▶ [RECORDS SHOWN]:
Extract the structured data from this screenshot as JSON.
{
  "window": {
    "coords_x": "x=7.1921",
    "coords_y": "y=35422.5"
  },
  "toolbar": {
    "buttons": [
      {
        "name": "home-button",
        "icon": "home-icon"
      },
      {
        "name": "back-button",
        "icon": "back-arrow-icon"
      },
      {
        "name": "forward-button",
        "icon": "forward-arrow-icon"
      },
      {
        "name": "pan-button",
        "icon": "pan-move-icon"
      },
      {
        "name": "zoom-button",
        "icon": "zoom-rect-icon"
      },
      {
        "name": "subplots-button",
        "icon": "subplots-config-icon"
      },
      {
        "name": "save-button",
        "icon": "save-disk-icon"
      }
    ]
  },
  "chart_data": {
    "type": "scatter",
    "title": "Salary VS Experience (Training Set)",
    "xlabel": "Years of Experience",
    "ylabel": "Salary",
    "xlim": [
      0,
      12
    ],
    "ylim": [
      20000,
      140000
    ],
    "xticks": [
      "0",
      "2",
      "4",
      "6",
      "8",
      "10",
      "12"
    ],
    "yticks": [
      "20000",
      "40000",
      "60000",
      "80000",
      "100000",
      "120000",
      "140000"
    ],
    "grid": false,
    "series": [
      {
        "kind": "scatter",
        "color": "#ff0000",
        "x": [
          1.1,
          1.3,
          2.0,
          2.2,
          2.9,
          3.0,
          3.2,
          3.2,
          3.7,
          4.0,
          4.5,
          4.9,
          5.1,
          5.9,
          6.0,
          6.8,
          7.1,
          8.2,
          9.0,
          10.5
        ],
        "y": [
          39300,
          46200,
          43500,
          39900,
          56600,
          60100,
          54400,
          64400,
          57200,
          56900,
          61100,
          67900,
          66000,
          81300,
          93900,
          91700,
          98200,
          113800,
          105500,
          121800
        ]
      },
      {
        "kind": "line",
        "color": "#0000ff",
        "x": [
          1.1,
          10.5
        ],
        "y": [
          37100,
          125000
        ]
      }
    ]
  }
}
--
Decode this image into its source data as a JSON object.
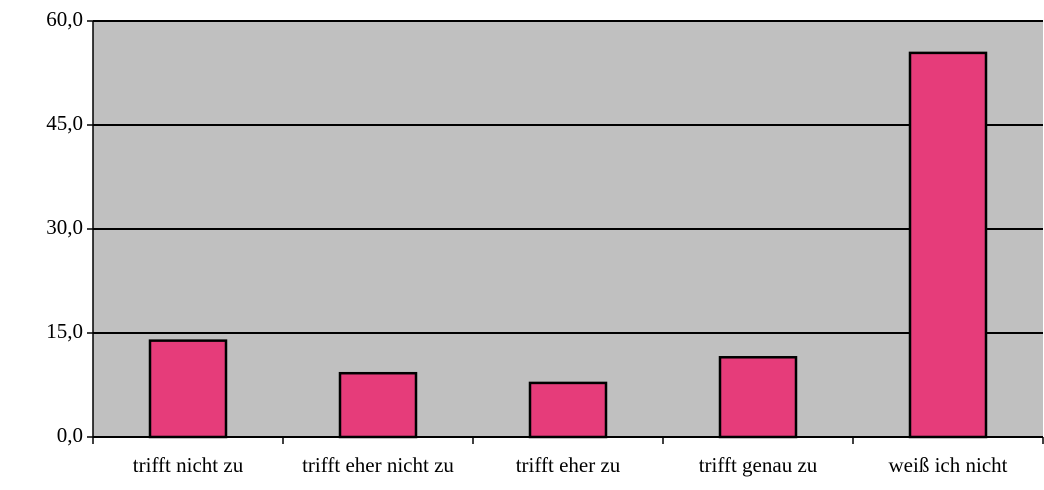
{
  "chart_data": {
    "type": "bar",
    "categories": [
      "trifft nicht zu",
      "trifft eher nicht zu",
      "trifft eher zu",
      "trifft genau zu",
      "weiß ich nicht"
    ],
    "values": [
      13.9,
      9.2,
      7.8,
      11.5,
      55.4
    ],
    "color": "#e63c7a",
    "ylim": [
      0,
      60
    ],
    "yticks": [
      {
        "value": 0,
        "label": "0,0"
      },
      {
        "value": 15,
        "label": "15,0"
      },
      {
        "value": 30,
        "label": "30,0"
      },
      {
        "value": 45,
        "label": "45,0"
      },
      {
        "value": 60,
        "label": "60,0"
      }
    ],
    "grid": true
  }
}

▶ [WHAT IS EXPECTED]:
Determine the number of lines in the entries above where the string "zoom" appears. Answer with the number alone.

▶ [TASK ANSWER]:
2